### Set problem
Wherever the word "Obadiah" shows up in a line, please copy that line.

### Record excerpts
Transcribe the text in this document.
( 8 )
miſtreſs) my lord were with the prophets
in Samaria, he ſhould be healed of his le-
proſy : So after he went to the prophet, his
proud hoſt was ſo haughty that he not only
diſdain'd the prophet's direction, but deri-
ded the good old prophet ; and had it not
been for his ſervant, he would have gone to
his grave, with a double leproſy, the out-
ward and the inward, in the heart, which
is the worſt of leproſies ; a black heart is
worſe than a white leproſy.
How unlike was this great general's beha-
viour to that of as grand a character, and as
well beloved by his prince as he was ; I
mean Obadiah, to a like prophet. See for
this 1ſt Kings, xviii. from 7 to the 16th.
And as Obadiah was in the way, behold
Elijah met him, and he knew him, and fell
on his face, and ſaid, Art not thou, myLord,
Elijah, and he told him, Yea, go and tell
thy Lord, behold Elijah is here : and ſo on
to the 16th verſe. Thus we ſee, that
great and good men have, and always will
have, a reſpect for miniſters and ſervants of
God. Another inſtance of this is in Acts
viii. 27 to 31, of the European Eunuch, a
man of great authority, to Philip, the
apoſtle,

### Solution to this task
mean Obadiah, to a like prophet. See for
And as Obadiah was in the way, behold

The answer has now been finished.